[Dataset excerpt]

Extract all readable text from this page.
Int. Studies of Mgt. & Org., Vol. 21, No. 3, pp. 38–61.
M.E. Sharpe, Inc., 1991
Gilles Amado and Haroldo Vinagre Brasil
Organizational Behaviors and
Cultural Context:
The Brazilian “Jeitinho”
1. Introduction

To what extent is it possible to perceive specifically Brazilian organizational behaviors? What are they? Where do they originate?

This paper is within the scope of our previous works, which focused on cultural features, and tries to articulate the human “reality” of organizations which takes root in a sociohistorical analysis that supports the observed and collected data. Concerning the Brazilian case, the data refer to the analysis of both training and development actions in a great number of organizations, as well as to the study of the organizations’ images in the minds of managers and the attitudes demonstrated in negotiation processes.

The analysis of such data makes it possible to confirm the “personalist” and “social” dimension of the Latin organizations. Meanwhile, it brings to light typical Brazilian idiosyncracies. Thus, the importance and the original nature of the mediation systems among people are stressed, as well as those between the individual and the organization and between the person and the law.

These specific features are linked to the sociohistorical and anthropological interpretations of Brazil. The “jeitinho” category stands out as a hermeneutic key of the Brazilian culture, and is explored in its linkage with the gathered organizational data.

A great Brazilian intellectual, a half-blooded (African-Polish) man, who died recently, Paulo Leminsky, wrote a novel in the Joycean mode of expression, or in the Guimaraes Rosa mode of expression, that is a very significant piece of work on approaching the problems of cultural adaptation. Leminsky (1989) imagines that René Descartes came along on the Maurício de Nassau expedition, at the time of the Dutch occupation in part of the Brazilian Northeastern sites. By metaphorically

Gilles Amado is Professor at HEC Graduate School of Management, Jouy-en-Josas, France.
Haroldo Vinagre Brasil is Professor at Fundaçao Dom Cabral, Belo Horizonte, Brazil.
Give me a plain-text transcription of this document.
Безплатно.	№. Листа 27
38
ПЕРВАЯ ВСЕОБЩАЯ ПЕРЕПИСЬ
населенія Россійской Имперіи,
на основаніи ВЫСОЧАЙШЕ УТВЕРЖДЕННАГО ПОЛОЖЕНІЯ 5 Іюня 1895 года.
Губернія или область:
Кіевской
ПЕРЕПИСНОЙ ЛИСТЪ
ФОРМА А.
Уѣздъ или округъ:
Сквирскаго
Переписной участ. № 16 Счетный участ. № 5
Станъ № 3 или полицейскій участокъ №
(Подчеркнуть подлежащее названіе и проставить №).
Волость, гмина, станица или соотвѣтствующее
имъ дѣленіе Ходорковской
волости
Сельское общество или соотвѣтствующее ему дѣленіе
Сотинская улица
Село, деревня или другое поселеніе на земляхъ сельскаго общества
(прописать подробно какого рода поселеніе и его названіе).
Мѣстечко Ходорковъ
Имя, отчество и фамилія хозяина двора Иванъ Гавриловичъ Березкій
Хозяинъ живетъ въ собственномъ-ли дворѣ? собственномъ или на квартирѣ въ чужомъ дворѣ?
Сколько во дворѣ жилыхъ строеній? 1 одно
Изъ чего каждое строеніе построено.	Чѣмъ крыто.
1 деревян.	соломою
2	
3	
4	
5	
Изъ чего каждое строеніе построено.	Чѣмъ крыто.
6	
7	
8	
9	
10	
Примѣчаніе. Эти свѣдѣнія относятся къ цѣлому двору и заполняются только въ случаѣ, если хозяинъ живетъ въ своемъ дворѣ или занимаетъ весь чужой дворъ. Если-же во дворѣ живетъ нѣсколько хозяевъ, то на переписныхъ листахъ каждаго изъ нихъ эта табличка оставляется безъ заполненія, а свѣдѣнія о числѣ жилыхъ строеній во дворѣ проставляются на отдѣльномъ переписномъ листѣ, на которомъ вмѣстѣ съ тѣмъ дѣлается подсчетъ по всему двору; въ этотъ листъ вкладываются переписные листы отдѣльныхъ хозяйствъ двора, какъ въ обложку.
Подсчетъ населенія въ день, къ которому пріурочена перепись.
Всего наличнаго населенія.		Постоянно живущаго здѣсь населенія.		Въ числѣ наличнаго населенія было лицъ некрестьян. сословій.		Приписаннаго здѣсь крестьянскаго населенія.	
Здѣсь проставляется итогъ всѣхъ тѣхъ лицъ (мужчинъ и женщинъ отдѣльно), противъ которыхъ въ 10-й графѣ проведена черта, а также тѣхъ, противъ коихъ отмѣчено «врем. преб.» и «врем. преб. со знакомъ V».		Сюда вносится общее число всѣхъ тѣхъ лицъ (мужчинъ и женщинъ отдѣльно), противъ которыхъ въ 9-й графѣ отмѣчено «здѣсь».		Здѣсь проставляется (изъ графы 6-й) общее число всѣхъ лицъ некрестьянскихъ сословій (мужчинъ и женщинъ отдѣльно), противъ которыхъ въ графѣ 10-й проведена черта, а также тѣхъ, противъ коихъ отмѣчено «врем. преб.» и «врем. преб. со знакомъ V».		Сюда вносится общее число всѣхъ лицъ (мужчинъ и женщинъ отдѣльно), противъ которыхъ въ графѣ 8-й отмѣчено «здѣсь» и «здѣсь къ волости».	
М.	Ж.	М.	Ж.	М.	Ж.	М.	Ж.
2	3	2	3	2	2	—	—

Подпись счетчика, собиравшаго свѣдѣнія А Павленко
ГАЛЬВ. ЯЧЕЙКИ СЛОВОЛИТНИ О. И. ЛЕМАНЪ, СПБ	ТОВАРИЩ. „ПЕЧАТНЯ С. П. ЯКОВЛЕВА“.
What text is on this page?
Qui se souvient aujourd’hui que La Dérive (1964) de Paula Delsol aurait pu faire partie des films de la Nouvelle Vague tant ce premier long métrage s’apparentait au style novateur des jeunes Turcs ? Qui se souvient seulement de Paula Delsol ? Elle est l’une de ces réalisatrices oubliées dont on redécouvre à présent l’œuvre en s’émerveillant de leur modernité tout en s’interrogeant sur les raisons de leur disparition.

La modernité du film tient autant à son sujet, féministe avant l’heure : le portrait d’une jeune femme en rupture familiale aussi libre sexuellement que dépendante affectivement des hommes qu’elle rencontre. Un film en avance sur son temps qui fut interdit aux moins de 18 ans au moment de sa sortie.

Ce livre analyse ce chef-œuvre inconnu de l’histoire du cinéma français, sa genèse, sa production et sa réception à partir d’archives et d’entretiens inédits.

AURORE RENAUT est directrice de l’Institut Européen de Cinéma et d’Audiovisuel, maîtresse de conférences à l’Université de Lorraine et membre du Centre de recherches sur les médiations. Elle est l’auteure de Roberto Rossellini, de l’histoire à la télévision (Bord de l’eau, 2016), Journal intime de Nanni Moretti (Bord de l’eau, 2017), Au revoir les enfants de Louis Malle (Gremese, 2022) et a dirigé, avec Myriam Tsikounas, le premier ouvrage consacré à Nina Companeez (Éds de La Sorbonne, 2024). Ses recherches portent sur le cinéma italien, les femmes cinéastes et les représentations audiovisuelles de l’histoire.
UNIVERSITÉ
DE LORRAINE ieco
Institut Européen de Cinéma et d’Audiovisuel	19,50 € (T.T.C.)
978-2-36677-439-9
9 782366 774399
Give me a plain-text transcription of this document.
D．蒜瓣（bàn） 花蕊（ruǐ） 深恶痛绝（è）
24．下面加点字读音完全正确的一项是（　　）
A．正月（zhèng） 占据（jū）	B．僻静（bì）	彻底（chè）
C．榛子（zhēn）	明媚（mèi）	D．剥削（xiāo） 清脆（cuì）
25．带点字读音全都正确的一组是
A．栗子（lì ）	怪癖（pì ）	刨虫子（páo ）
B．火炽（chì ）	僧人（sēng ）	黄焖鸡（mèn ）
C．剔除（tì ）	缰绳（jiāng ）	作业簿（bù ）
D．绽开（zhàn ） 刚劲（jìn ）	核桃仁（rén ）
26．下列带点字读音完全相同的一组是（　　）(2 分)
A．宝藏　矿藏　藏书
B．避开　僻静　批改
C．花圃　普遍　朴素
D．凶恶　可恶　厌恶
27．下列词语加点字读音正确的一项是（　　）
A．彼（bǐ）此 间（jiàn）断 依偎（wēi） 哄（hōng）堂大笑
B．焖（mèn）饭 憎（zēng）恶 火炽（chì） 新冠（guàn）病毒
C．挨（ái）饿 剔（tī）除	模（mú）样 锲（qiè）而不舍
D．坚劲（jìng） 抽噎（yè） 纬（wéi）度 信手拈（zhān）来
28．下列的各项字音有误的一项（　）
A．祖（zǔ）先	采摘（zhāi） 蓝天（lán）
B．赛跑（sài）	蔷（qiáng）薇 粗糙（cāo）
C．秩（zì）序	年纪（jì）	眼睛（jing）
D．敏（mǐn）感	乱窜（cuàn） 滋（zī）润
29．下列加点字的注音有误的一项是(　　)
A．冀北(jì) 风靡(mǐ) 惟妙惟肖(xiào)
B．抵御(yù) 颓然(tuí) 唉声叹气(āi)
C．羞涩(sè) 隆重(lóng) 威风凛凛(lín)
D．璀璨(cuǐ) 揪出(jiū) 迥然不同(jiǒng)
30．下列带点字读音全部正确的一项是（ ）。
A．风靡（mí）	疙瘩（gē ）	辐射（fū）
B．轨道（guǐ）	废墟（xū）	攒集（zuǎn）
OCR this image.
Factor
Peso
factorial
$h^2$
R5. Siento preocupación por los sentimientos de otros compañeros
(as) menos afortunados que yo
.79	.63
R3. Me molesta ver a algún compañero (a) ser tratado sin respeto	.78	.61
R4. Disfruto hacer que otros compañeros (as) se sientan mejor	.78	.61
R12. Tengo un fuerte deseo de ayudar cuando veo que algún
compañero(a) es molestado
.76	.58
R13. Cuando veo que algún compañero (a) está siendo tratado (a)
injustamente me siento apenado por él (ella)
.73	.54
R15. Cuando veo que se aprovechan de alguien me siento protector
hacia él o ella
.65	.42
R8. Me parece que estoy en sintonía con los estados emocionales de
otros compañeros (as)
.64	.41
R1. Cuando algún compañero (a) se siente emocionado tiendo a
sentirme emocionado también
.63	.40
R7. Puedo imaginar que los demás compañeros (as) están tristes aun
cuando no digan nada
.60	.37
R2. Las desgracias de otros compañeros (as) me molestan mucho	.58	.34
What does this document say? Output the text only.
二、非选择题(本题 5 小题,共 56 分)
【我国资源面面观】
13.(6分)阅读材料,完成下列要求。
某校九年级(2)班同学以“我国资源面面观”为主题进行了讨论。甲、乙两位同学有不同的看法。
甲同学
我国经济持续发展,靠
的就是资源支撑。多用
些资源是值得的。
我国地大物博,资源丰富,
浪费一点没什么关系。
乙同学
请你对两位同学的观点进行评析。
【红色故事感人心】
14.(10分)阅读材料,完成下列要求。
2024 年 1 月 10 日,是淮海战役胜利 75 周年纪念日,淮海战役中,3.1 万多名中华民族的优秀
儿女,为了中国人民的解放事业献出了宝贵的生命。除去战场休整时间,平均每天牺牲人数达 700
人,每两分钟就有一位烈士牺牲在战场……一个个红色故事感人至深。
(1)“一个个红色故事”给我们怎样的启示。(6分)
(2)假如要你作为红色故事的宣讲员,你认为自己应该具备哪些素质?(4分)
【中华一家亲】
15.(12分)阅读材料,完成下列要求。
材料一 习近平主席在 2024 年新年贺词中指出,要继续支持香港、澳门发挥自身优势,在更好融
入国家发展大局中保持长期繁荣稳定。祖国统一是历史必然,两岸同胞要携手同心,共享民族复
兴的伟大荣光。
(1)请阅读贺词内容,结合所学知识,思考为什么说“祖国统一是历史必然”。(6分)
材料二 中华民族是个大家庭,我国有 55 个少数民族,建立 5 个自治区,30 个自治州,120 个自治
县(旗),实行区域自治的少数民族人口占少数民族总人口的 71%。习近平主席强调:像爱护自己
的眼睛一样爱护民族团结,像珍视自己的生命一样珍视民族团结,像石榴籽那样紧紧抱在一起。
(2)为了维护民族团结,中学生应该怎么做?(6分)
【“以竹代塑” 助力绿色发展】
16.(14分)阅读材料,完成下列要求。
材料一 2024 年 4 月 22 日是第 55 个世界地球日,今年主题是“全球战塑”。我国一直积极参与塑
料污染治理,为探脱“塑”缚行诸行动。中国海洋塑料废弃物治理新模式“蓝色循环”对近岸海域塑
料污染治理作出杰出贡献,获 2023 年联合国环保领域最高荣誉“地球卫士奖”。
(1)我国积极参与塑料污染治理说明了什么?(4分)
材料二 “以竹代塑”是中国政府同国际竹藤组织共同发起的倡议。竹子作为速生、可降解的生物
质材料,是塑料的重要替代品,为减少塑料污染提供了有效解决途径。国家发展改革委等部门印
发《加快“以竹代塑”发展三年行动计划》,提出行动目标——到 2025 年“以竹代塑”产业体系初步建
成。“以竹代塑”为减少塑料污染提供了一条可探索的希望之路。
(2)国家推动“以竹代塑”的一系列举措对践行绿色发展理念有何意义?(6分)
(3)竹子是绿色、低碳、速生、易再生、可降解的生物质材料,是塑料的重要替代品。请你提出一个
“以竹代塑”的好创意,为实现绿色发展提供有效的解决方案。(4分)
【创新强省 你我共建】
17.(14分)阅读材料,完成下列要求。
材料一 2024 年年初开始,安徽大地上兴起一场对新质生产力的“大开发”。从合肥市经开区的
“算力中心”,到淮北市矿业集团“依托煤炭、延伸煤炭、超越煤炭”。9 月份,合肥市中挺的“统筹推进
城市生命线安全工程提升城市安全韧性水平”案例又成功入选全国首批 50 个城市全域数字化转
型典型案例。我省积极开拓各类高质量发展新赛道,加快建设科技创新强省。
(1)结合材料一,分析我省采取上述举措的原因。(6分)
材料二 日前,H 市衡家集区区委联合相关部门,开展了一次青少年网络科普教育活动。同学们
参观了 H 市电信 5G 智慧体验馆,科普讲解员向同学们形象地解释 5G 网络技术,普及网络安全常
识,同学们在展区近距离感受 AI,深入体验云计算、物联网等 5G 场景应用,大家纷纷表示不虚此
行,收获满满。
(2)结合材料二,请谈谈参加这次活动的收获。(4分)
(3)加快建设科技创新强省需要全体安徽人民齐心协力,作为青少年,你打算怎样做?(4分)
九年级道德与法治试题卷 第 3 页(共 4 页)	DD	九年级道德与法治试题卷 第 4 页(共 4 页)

▶ [TASK DIRECTIONS] Which lines of the data include "otros"? Copy each of them.

▶ [RESULT BELOW]
R5. Siento preocupación por los sentimientos de otros compañeros
R4. Disfruto hacer que otros compañeros (as) se sientan mejor	.78	.61
otros compañeros (as)
R2. Las desgracias de otros compañeros (as) me molestan mucho	.58	.34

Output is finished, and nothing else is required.